[Task]
Find every line in the records below that holds the word "detector" and copy it.
·····
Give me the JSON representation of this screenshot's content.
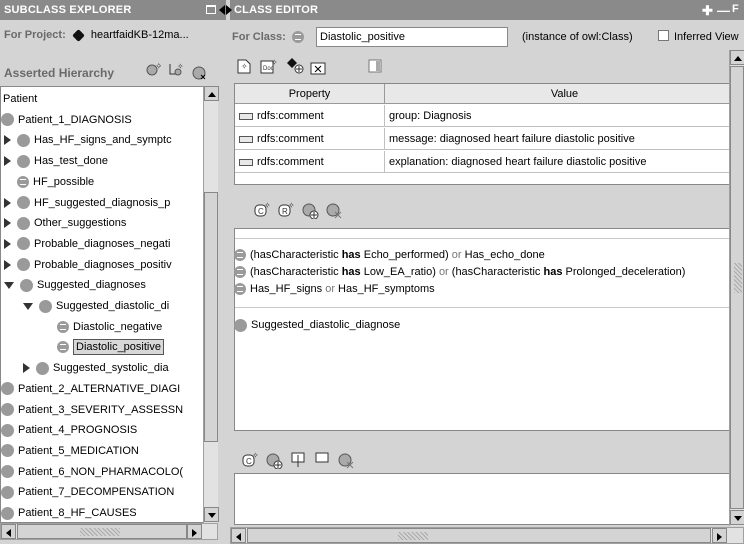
{
  "left": {
    "title": "SUBCLASS EXPLORER",
    "project_label": "For Project:",
    "project_name": "heartfaidKB-12ma...",
    "hierarchy_label": "Asserted Hierarchy",
    "tree": [
      {
        "label": "Patient",
        "depth": 0,
        "icon": "none",
        "expander": "none"
      },
      {
        "label": "Patient_1_DIAGNOSIS",
        "depth": 0,
        "icon": "class",
        "expander": "none"
      },
      {
        "label": "Has_HF_signs_and_symptc",
        "depth": 1,
        "icon": "class",
        "expander": "collapsed"
      },
      {
        "label": "Has_test_done",
        "depth": 1,
        "icon": "class",
        "expander": "collapsed"
      },
      {
        "label": "HF_possible",
        "depth": 1,
        "icon": "defined",
        "expander": "none"
      },
      {
        "label": "HF_suggested_diagnosis_p",
        "depth": 1,
        "icon": "class",
        "expander": "collapsed"
      },
      {
        "label": "Other_suggestions",
        "depth": 1,
        "icon": "class",
        "expander": "collapsed"
      },
      {
        "label": "Probable_diagnoses_negati",
        "depth": 1,
        "icon": "class",
        "expander": "collapsed"
      },
      {
        "label": "Probable_diagnoses_positiv",
        "depth": 1,
        "icon": "class",
        "expander": "collapsed"
      },
      {
        "label": "Suggested_diagnoses",
        "depth": 1,
        "icon": "class",
        "expander": "expanded"
      },
      {
        "label": "Suggested_diastolic_di",
        "depth": 2,
        "icon": "class",
        "expander": "expanded"
      },
      {
        "label": "Diastolic_negative",
        "depth": 3,
        "icon": "defined",
        "expander": "none"
      },
      {
        "label": "Diastolic_positive",
        "depth": 3,
        "icon": "defined",
        "expander": "none",
        "selected": true
      },
      {
        "label": "Suggested_systolic_dia",
        "depth": 2,
        "icon": "class",
        "expander": "collapsed"
      },
      {
        "label": "Patient_2_ALTERNATIVE_DIAGI",
        "depth": 0,
        "icon": "class",
        "expander": "none"
      },
      {
        "label": "Patient_3_SEVERITY_ASSESSN",
        "depth": 0,
        "icon": "class",
        "expander": "none"
      },
      {
        "label": "Patient_4_PROGNOSIS",
        "depth": 0,
        "icon": "class",
        "expander": "none"
      },
      {
        "label": "Patient_5_MEDICATION",
        "depth": 0,
        "icon": "class",
        "expander": "none"
      },
      {
        "label": "Patient_6_NON_PHARMACOLO(",
        "depth": 0,
        "icon": "class",
        "expander": "none"
      },
      {
        "label": "Patient_7_DECOMPENSATION",
        "depth": 0,
        "icon": "class",
        "expander": "none"
      },
      {
        "label": "Patient_8_HF_CAUSES",
        "depth": 0,
        "icon": "class",
        "expander": "none"
      }
    ]
  },
  "right": {
    "title": "CLASS EDITOR",
    "for_class_label": "For Class:",
    "class_name": "Diastolic_positive",
    "instance_of": "(instance of owl:Class)",
    "inferred_view": "Inferred View",
    "columns": [
      "Property",
      "Value"
    ],
    "annotations": [
      {
        "property": "rdfs:comment",
        "value": "group: Diagnosis"
      },
      {
        "property": "rdfs:comment",
        "value": "message: diagnosed heart failure diastolic positive"
      },
      {
        "property": "rdfs:comment",
        "value": "explanation: diagnosed heart failure diastolic positive"
      }
    ],
    "conditions": [
      {
        "parts": [
          "(hasCharacteristic ",
          "has",
          " Echo_performed) ",
          "or",
          " Has_echo_done"
        ]
      },
      {
        "parts": [
          "(hasCharacteristic ",
          "has",
          " Low_EA_ratio) ",
          "or",
          " (hasCharacteristic ",
          "has",
          " Prolonged_deceleration)"
        ]
      },
      {
        "parts": [
          "Has_HF_signs ",
          "or",
          " Has_HF_symptoms",
          "",
          "",
          "",
          ""
        ]
      }
    ],
    "superclass": "Suggested_diastolic_diagnose"
  }
}
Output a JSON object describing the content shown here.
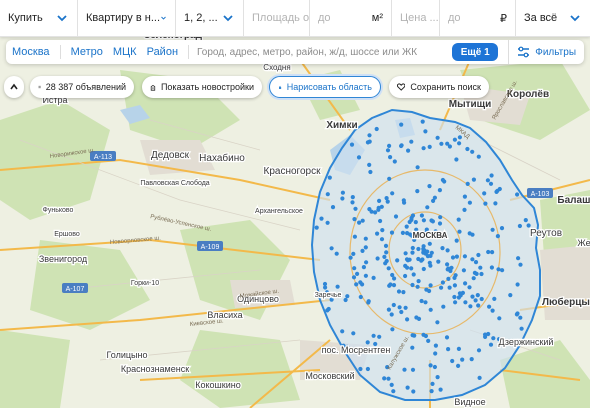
{
  "search": {
    "deal": "Купить",
    "type": "Квартиру в н...",
    "rooms": "1, 2, ...",
    "area_from": "Площадь от",
    "area_to": "до",
    "area_unit": "м²",
    "price_from": "Цена ...",
    "price_to": "до",
    "currency": "₽",
    "period": "За всё"
  },
  "location": {
    "links": [
      "Москва",
      "Метро",
      "МЦК",
      "Район"
    ],
    "placeholder": "Город, адрес, метро, район, ж/д, шоссе или ЖК",
    "more_button": "Ещё 1",
    "filters_button": "Фильтры"
  },
  "toolbar": {
    "count": "28 387 объявлений",
    "new_buildings": "Показать новостройки",
    "draw_area": "Нарисовать область",
    "save_search": "Сохранить поиск"
  },
  "map": {
    "places": [
      "Зеленоград",
      "Сходня",
      "Химки",
      "Королёв",
      "Мытищи",
      "Истра",
      "Дедовск",
      "Нахабино",
      "Красногорск",
      "Павловская Слобода",
      "Фуньково",
      "Архангельское",
      "Ершово",
      "Звенигород",
      "Горки-10",
      "Одинцово",
      "Власиха",
      "Заречье",
      "Балаши",
      "Реутов",
      "Же",
      "Люберцы",
      "Дзержинский",
      "Голицыно",
      "Краснознаменск",
      "Кокошкино",
      "Московский",
      "пос. Мосрентген",
      "Видное",
      "МОСКВА"
    ],
    "roads": [
      "А-113",
      "А-109",
      "А-107",
      "А-103"
    ],
    "road_names": [
      "Новорижское ш.",
      "Рублёво-Успенское ш.",
      "Новоорловское ш.",
      "Киевское ш.",
      "Можайское ш.",
      "Калужское ш.",
      "Ярославское ш.",
      "МКАД"
    ],
    "colors": {
      "area_fill": "#cfe0f0",
      "area_stroke": "#2f86d6",
      "marker": "#2f86d6",
      "road": "#f3b94a"
    }
  }
}
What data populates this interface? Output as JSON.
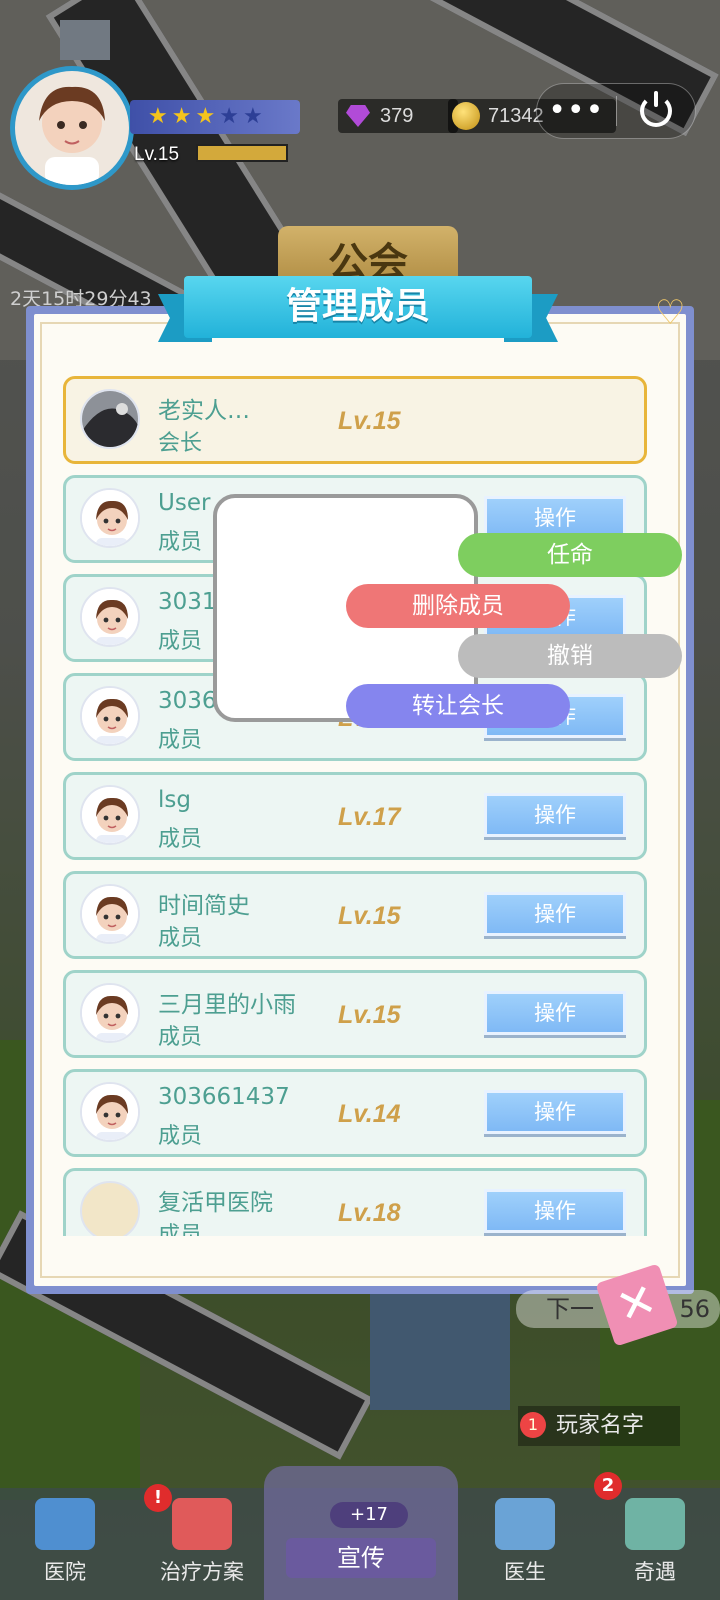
{
  "hud": {
    "level": "Lv.15",
    "stars_filled": 3,
    "stars_total": 5,
    "exp_fraction": 1.0,
    "gems": "379",
    "coins": "71342",
    "more_label": "•••",
    "timer": "2天15时29分43",
    "guild_tab": "公会"
  },
  "panel": {
    "title": "管理成员",
    "members": [
      {
        "name": "老实人…",
        "role": "会长",
        "level": "Lv.15",
        "leader": true
      },
      {
        "name": "User",
        "role": "成员",
        "level": "",
        "button": "操作"
      },
      {
        "name": "3031",
        "role": "成员",
        "level": "",
        "button": "操作"
      },
      {
        "name": "303647440",
        "role": "成员",
        "level": "Lv.11",
        "button": "操作"
      },
      {
        "name": "lsg",
        "role": "成员",
        "level": "Lv.17",
        "button": "操作"
      },
      {
        "name": "时间简史",
        "role": "成员",
        "level": "Lv.15",
        "button": "操作"
      },
      {
        "name": "三月里的小雨",
        "role": "成员",
        "level": "Lv.15",
        "button": "操作"
      },
      {
        "name": "303661437",
        "role": "成员",
        "level": "Lv.14",
        "button": "操作"
      },
      {
        "name": "复活甲医院",
        "role": "成员",
        "level": "Lv.18",
        "button": "操作"
      }
    ]
  },
  "menu": {
    "appoint": "任命",
    "delete": "删除成员",
    "revoke": "撤销",
    "transfer": "转让会长"
  },
  "side": {
    "close": "✕",
    "next_label": "下一",
    "next_value": "56",
    "player_name": "玩家名字",
    "medal": "1"
  },
  "tabs": {
    "hospital": "医院",
    "treatment": "治疗方案",
    "promote": "宣传",
    "promote_badge": "+17",
    "doctor": "医生",
    "miracle": "奇遇",
    "miracle_badge": "2",
    "treatment_badge": "!"
  },
  "colors": {
    "panel_border": "#7f8fcf",
    "ribbon": "#22b2d9",
    "row_border": "#9fd3c9",
    "leader_border": "#e8b53a",
    "level_text": "#cfa04a",
    "appoint": "#7ece5f",
    "delete": "#ef7676",
    "revoke": "#bcbcbc",
    "transfer": "#8585ee"
  }
}
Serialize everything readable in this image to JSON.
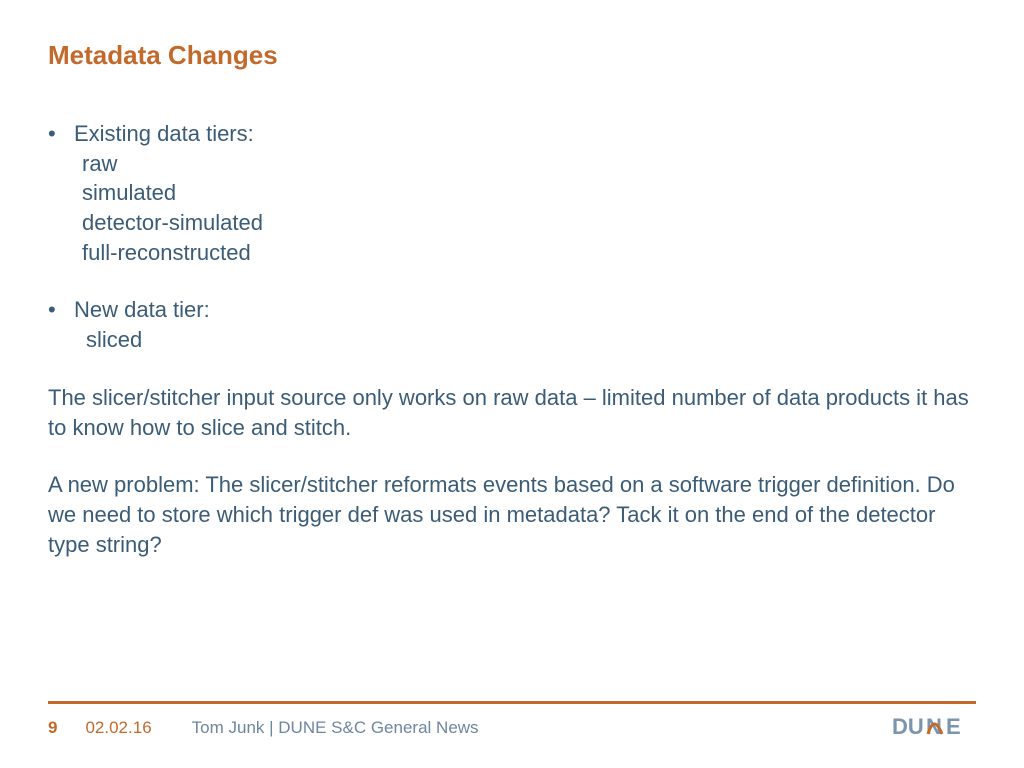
{
  "title": "Metadata Changes",
  "bullets": {
    "b1": {
      "label": "Existing data tiers:",
      "items": [
        "raw",
        "simulated",
        "detector-simulated",
        "full-reconstructed"
      ]
    },
    "b2": {
      "label": "New data tier:",
      "items": [
        "sliced"
      ]
    }
  },
  "paras": [
    "The slicer/stitcher input source only works on raw data – limited number of data products it has to know how to slice and stitch.",
    "A new problem:  The slicer/stitcher reformats events based on a software trigger definition.  Do we need to store which trigger def was used in metadata?  Tack it on the end of the detector type string?"
  ],
  "footer": {
    "page": "9",
    "date": "02.02.16",
    "author": "Tom Junk | DUNE S&C General News"
  },
  "logo_text": "DUNE"
}
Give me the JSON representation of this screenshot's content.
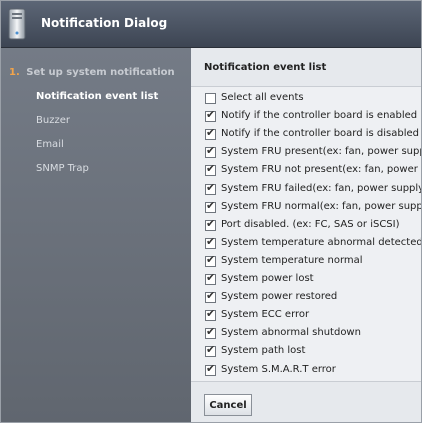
{
  "window": {
    "title": "Notification Dialog"
  },
  "sidebar": {
    "step_number": "1.",
    "step_label": "Set up system notification",
    "items": [
      {
        "label": "Notification event list",
        "active": true
      },
      {
        "label": "Buzzer",
        "active": false
      },
      {
        "label": "Email",
        "active": false
      },
      {
        "label": "SNMP Trap",
        "active": false
      }
    ]
  },
  "panel": {
    "title": "Notification event list",
    "events": [
      {
        "label": "Select all events",
        "checked": false
      },
      {
        "label": "Notify if the controller board is enabled",
        "checked": true
      },
      {
        "label": "Notify if the controller board is disabled",
        "checked": true
      },
      {
        "label": "System FRU present(ex: fan, power supply, co",
        "checked": true
      },
      {
        "label": "System FRU not present(ex: fan, power supply",
        "checked": true
      },
      {
        "label": "System FRU failed(ex: fan, power supply, cont",
        "checked": true
      },
      {
        "label": "System FRU normal(ex: fan, power supply, cor",
        "checked": true
      },
      {
        "label": "Port disabled. (ex: FC, SAS or iSCSI)",
        "checked": true
      },
      {
        "label": "System temperature abnormal detected",
        "checked": true
      },
      {
        "label": "System temperature normal",
        "checked": true
      },
      {
        "label": "System power lost",
        "checked": true
      },
      {
        "label": "System power restored",
        "checked": true
      },
      {
        "label": "System ECC error",
        "checked": true
      },
      {
        "label": "System abnormal shutdown",
        "checked": true
      },
      {
        "label": "System path lost",
        "checked": true
      },
      {
        "label": "System S.M.A.R.T error",
        "checked": true
      }
    ],
    "cancel_label": "Cancel"
  }
}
·····
[The answer]
        "detector-simulated",
    "A new problem:  The slicer/stitcher reformats events based on a software trigger definition.  Do we need to store which trigger def was used in metadata?  Tack it on the end of the detector type string?"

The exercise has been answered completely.